[Dataset items]
● ● ● ● ● ● ●

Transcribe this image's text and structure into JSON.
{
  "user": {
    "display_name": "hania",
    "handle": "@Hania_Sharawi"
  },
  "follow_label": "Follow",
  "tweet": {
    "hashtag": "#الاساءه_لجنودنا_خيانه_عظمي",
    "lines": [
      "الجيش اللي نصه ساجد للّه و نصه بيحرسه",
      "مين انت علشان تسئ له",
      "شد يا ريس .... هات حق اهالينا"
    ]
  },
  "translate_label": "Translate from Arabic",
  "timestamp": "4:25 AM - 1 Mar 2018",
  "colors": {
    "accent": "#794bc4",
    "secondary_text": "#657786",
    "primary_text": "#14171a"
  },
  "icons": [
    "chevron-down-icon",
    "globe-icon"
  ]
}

● ● ● ● ● ● ●

## YOUR GOAL
Each line of the listing should be copied exactly.

## OUTPUT OF THE TASK
Transcribe this image's text and structure into JSON.
{
  "user": {
    "display_name": "hania",
    "handle": "@Hania_Sharawi"
  },
  "follow_label": "Follow",
  "tweet": {
    "hashtag": "#الاساءه_لجنودنا_خيانه_عظمي",
    "lines": [
      "الجيش اللي نصه ساجد للّه و نصه بيحرسه",
      "مين انت علشان تسئ له",
      "شد يا ريس .... هات حق اهالينا"
    ]
  },
  "translate_label": "Translate from Arabic",
  "timestamp": "4:25 AM - 1 Mar 2018",
  "colors": {
    "accent": "#794bc4",
    "secondary_text": "#657786",
    "primary_text": "#14171a"
  },
  "icons": [
    "chevron-down-icon",
    "globe-icon"
  ]
}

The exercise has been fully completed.